Instructions to follow: Reply with one number: how many lines contain the word "label".

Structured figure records
[Start]

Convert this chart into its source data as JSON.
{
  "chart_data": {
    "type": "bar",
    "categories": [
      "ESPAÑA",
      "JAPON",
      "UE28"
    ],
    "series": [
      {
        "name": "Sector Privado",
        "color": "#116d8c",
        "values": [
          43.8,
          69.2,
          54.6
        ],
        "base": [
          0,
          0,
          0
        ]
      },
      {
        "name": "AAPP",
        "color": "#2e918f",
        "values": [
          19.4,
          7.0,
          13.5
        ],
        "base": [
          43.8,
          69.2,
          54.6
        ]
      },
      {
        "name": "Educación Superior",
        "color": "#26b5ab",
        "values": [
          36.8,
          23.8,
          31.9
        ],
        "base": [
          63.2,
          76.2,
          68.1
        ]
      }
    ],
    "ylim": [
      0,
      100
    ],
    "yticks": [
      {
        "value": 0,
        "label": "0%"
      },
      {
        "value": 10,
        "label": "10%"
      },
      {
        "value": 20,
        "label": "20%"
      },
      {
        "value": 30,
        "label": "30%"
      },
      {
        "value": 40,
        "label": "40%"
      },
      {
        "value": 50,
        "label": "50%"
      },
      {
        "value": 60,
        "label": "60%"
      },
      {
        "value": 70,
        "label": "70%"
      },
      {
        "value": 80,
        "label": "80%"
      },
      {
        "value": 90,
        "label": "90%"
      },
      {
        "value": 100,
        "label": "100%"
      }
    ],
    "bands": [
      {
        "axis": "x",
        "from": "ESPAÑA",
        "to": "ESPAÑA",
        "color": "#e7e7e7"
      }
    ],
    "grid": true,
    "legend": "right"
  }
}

[End]
[Start]

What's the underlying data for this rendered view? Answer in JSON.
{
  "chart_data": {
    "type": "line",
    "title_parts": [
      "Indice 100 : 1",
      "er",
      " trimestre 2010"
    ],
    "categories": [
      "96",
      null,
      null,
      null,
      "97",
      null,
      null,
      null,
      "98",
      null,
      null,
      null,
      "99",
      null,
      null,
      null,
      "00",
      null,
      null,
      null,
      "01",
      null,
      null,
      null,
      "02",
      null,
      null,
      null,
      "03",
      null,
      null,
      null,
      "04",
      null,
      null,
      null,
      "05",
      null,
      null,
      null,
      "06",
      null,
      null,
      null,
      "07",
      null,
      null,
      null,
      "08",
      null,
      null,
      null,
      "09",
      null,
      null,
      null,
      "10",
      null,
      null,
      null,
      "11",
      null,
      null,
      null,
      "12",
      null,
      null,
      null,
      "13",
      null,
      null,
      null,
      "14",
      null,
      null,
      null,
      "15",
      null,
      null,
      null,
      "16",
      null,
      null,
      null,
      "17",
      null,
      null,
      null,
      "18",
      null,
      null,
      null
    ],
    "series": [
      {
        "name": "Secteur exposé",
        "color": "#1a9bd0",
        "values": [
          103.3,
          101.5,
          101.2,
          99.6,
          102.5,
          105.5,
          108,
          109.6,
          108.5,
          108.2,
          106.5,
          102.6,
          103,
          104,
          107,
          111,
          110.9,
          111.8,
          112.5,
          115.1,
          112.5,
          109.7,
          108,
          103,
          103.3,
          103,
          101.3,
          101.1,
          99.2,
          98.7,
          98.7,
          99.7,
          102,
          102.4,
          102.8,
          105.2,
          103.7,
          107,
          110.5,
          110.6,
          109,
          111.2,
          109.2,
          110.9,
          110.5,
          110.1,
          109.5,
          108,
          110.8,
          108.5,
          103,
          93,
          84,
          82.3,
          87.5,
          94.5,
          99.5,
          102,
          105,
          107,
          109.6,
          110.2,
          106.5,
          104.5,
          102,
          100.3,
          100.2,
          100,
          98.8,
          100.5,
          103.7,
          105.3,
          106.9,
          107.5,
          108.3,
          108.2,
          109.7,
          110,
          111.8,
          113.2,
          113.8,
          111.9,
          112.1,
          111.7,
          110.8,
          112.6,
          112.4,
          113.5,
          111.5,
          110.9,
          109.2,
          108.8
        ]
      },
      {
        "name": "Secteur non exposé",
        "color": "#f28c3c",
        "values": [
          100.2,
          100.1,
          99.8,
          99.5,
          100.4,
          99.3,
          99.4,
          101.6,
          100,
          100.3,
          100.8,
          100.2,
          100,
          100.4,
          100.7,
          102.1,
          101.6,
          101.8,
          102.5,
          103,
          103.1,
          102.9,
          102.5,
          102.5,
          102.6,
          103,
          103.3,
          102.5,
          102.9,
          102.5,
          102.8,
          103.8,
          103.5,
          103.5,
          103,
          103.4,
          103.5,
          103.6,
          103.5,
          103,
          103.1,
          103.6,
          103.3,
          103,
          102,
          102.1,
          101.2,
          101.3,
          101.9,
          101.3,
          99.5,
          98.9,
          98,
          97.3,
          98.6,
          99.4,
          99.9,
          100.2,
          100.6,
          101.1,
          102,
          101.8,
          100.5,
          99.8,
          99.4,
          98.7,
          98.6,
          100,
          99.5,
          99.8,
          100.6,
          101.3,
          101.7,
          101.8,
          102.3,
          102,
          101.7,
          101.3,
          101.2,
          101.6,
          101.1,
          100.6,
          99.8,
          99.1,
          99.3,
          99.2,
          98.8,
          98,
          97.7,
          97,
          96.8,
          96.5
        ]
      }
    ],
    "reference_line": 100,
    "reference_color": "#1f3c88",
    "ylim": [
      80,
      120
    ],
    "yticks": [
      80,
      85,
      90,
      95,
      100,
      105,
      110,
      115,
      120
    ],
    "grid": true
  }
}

[End]

Worked solution: 11